Data excerpts
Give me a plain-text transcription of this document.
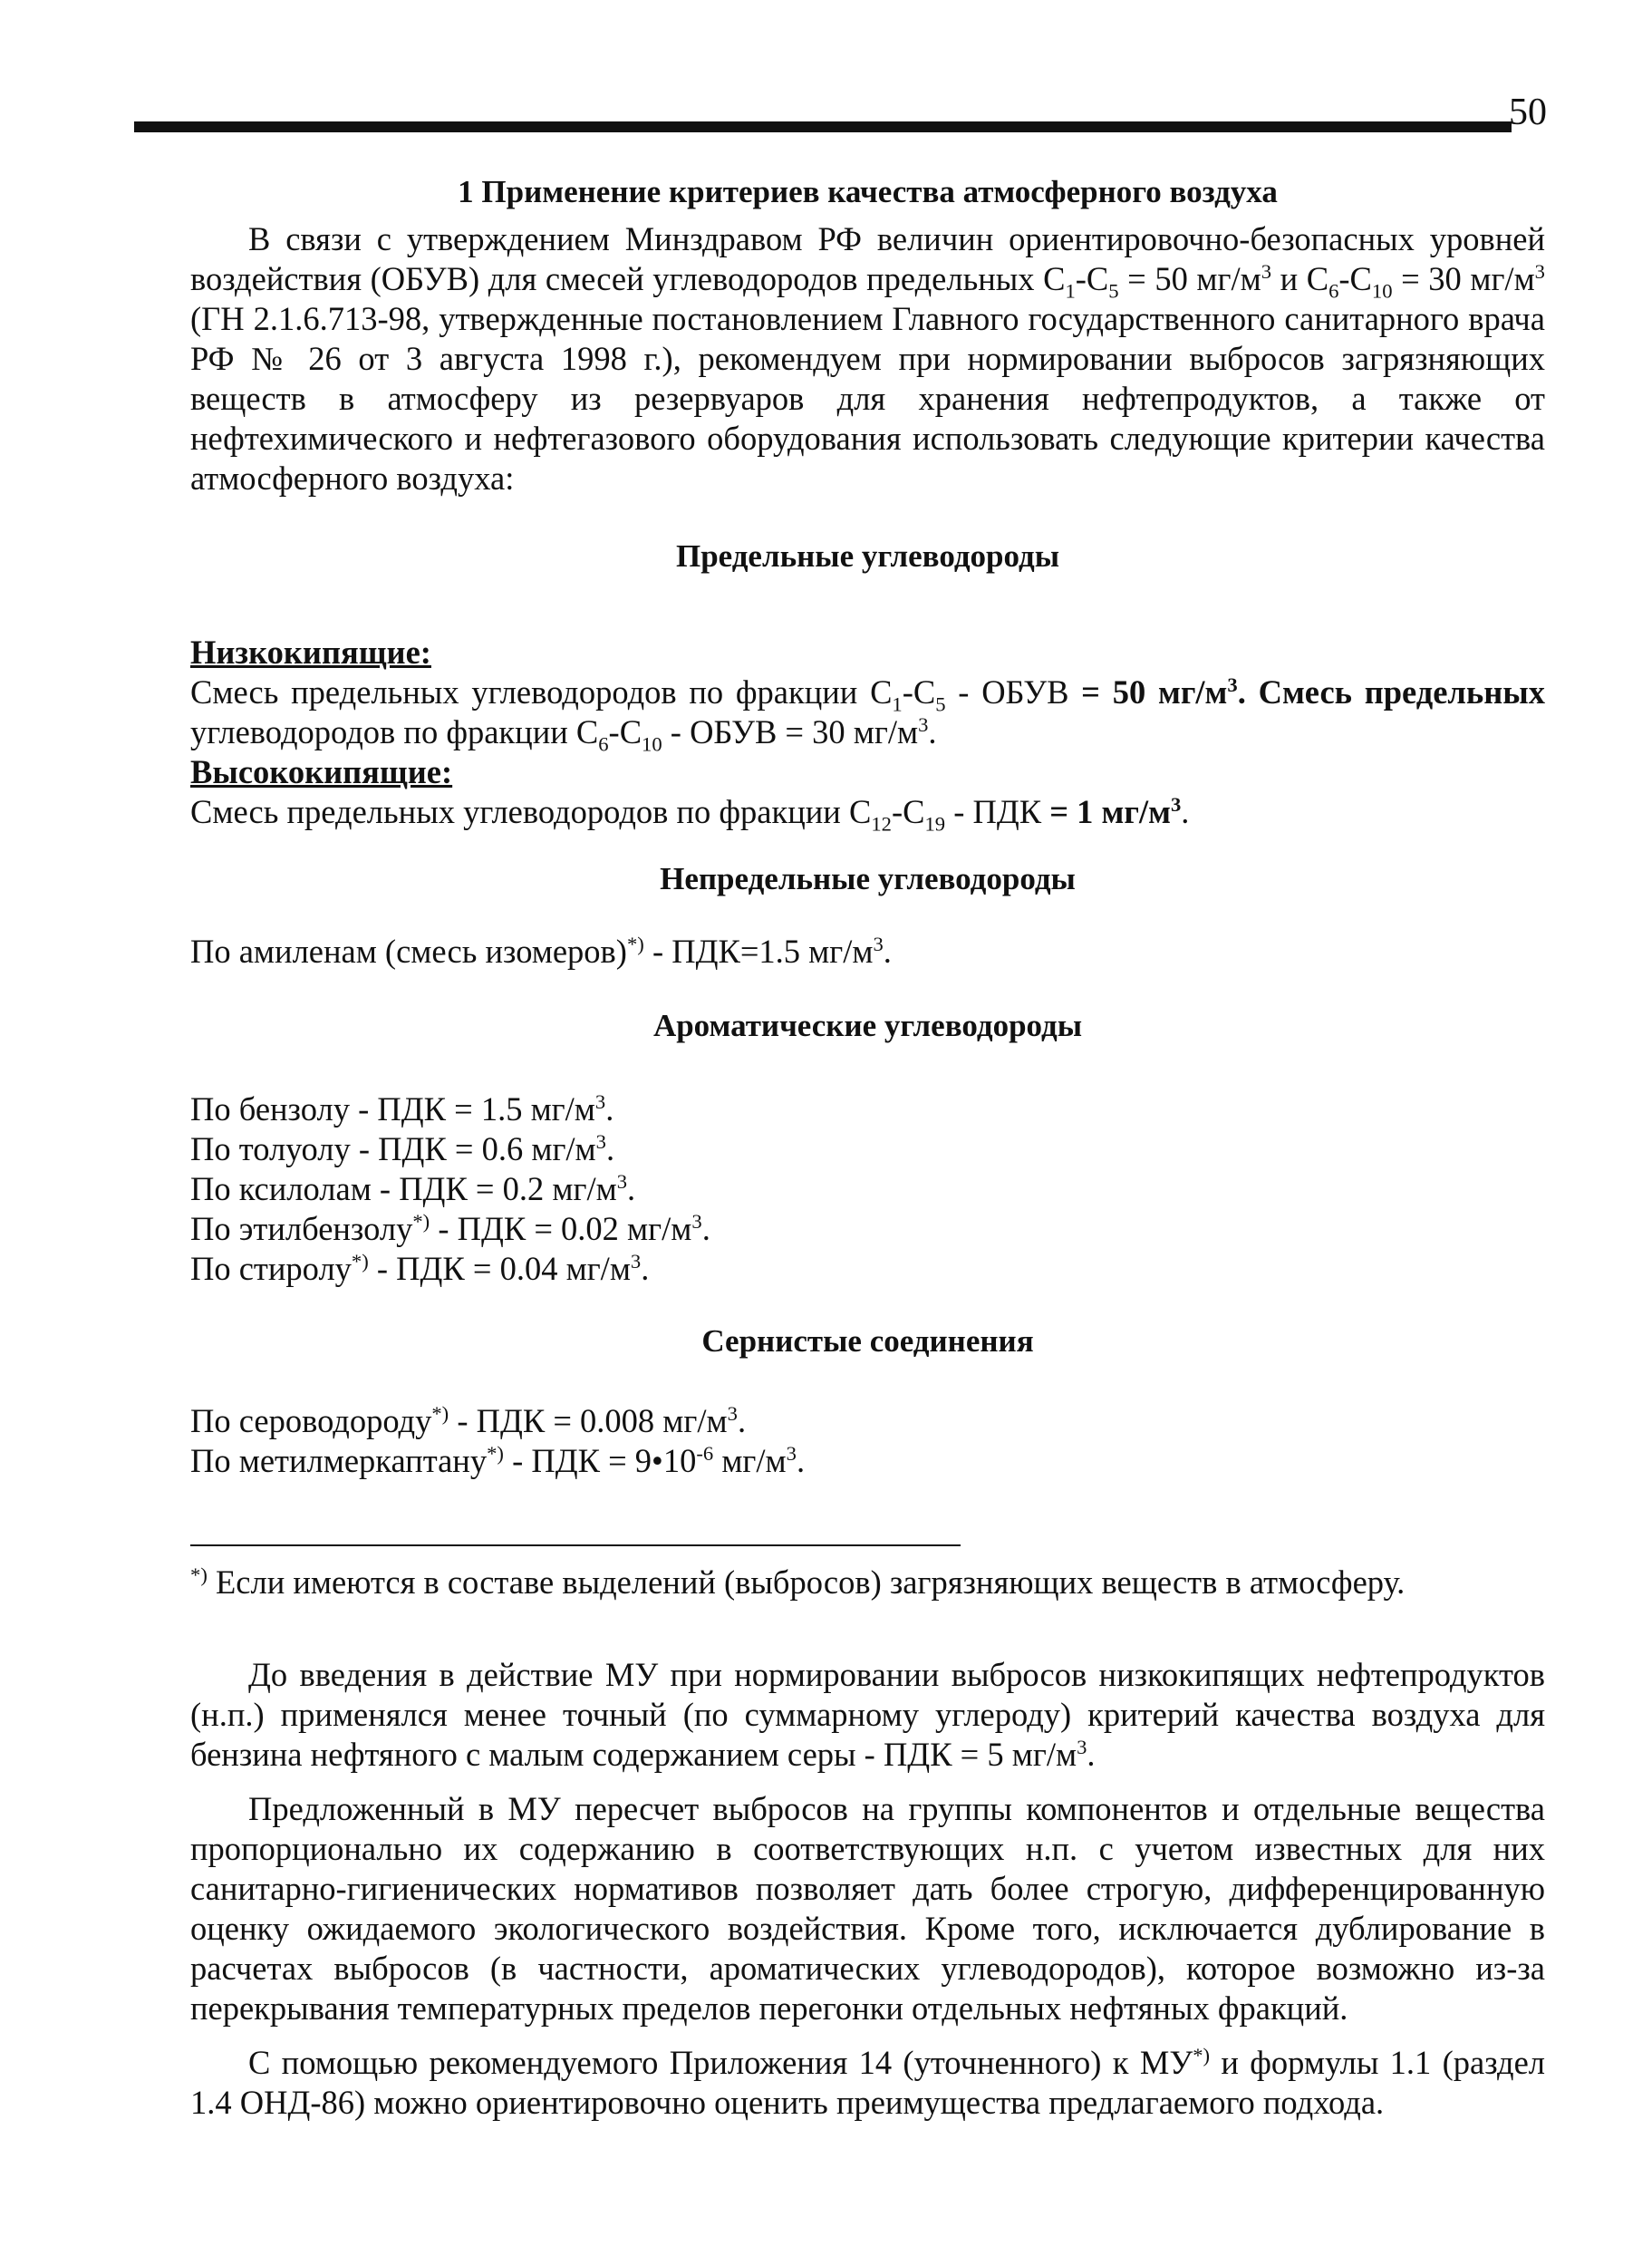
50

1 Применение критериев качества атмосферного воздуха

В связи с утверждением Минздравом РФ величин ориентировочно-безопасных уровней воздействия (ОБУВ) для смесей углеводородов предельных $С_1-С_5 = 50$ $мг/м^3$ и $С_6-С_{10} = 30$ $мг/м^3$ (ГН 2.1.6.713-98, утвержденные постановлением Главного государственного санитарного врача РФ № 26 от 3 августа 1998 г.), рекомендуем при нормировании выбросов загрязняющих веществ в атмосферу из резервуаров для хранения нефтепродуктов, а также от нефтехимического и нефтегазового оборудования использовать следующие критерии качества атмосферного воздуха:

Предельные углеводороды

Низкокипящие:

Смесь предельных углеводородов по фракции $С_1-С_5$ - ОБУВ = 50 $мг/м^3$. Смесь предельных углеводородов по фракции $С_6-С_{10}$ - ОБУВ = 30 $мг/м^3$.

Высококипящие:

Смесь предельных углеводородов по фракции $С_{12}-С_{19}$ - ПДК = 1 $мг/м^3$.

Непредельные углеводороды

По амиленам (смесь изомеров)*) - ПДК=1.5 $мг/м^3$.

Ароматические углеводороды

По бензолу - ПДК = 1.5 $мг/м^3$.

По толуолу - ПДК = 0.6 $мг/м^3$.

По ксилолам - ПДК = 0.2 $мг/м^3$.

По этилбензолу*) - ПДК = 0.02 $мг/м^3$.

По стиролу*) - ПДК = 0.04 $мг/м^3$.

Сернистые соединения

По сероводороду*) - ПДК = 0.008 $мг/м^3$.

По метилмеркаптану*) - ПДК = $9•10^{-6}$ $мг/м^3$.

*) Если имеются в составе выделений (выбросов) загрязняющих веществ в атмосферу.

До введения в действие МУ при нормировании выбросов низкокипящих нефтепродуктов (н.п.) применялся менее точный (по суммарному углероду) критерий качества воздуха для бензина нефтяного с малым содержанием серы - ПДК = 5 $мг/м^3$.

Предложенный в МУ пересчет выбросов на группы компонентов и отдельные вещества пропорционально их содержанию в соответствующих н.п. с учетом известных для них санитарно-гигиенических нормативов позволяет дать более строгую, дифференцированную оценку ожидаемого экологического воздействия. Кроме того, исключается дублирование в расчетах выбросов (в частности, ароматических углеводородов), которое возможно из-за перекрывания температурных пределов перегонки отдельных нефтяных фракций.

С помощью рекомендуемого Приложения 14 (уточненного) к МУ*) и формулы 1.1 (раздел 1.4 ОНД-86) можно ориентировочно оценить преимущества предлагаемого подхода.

**PROBLEM STATEMENT:**
Leave out all images, then reproduce the entries above exactly.

**TASK ANSWER:**
Give me a plain-text transcription of this document.
50

1 Применение критериев качества атмосферного воздуха

В связи с утверждением Минздравом РФ величин ориентировочно-безопасных уровней воздействия (ОБУВ) для смесей углеводородов предельных $С_1-С_5 = 50$ $мг/м^3$ и $С_6-С_{10} = 30$ $мг/м^3$ (ГН 2.1.6.713-98, утвержденные постановлением Главного государственного санитарного врача РФ № 26 от 3 августа 1998 г.), рекомендуем при нормировании выбросов загрязняющих веществ в атмосферу из резервуаров для хранения нефтепродуктов, а также от нефтехимического и нефтегазового оборудования использовать следующие критерии качества атмосферного воздуха:

Предельные углеводороды

Низкокипящие:

Смесь предельных углеводородов по фракции $С_1-С_5$ - ОБУВ = 50 $мг/м^3$. Смесь предельных углеводородов по фракции $С_6-С_{10}$ - ОБУВ = 30 $мг/м^3$.

Высококипящие:

Смесь предельных углеводородов по фракции $С_{12}-С_{19}$ - ПДК = 1 $мг/м^3$.

Непредельные углеводороды

По амиленам (смесь изомеров)*) - ПДК=1.5 $мг/м^3$.

Ароматические углеводороды

По бензолу - ПДК = 1.5 $мг/м^3$.

По толуолу - ПДК = 0.6 $мг/м^3$.

По ксилолам - ПДК = 0.2 $мг/м^3$.

По этилбензолу*) - ПДК = 0.02 $мг/м^3$.

По стиролу*) - ПДК = 0.04 $мг/м^3$.

Сернистые соединения

По сероводороду*) - ПДК = 0.008 $мг/м^3$.

По метилмеркаптану*) - ПДК = $9•10^{-6}$ $мг/м^3$.

*) Если имеются в составе выделений (выбросов) загрязняющих веществ в атмосферу.

До введения в действие МУ при нормировании выбросов низкокипящих нефтепродуктов (н.п.) применялся менее точный (по суммарному углероду) критерий качества воздуха для бензина нефтяного с малым содержанием серы - ПДК = 5 $мг/м^3$.

Предложенный в МУ пересчет выбросов на группы компонентов и отдельные вещества пропорционально их содержанию в соответствующих н.п. с учетом известных для них санитарно-гигиенических нормативов позволяет дать более строгую, дифференцированную оценку ожидаемого экологического воздействия. Кроме того, исключается дублирование в расчетах выбросов (в частности, ароматических углеводородов), которое возможно из-за перекрывания температурных пределов перегонки отдельных нефтяных фракций.

С помощью рекомендуемого Приложения 14 (уточненного) к МУ*) и формулы 1.1 (раздел 1.4 ОНД-86) можно ориентировочно оценить преимущества предлагаемого подхода.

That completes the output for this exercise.